■ **STATED GOAL**
Give an exact copy of every line, leaving images out.

■ **RECORDS TO USE**
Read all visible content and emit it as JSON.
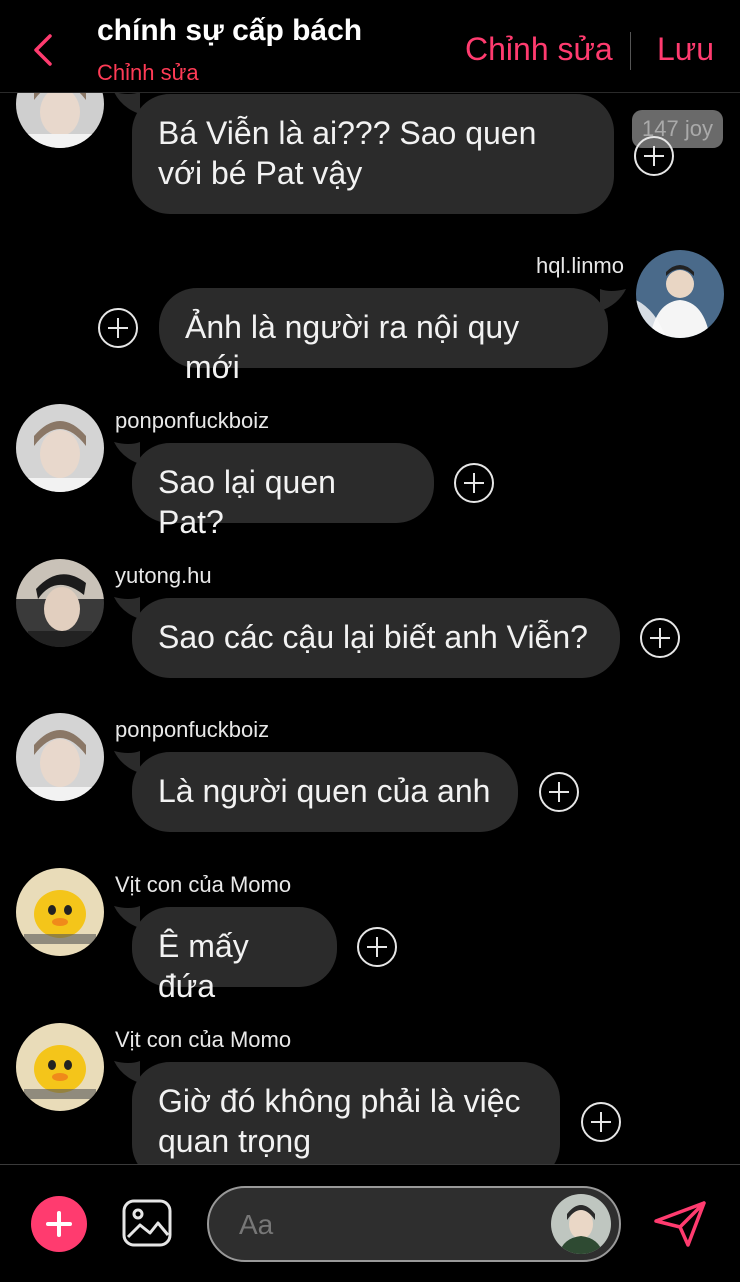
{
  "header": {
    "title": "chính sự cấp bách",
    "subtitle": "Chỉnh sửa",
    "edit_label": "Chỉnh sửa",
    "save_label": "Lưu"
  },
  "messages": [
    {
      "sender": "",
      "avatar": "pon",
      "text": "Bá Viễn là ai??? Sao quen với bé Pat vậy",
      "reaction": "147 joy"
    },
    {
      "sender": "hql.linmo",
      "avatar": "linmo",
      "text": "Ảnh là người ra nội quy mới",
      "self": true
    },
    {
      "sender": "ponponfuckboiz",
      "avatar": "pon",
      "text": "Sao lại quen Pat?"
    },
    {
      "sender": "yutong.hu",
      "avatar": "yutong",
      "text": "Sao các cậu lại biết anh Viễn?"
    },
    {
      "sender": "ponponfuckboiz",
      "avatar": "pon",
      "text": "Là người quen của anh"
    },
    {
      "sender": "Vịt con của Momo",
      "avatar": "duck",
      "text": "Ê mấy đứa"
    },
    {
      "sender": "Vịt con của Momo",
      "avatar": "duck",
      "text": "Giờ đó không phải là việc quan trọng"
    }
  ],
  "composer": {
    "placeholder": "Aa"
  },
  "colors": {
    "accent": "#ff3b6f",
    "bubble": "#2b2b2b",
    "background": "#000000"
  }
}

■ **EXERCISE RESULT**
Read all visible content and emit it as JSON.
{
  "header": {
    "title": "chính sự cấp bách",
    "subtitle": "Chỉnh sửa",
    "edit_label": "Chỉnh sửa",
    "save_label": "Lưu"
  },
  "messages": [
    {
      "sender": "",
      "avatar": "pon",
      "text": "Bá Viễn là ai??? Sao quen với bé Pat vậy",
      "reaction": "147 joy"
    },
    {
      "sender": "hql.linmo",
      "avatar": "linmo",
      "text": "Ảnh là người ra nội quy mới",
      "self": true
    },
    {
      "sender": "ponponfuckboiz",
      "avatar": "pon",
      "text": "Sao lại quen Pat?"
    },
    {
      "sender": "yutong.hu",
      "avatar": "yutong",
      "text": "Sao các cậu lại biết anh Viễn?"
    },
    {
      "sender": "ponponfuckboiz",
      "avatar": "pon",
      "text": "Là người quen của anh"
    },
    {
      "sender": "Vịt con của Momo",
      "avatar": "duck",
      "text": "Ê mấy đứa"
    },
    {
      "sender": "Vịt con của Momo",
      "avatar": "duck",
      "text": "Giờ đó không phải là việc quan trọng"
    }
  ],
  "composer": {
    "placeholder": "Aa"
  },
  "colors": {
    "accent": "#ff3b6f",
    "bubble": "#2b2b2b",
    "background": "#000000"
  }
}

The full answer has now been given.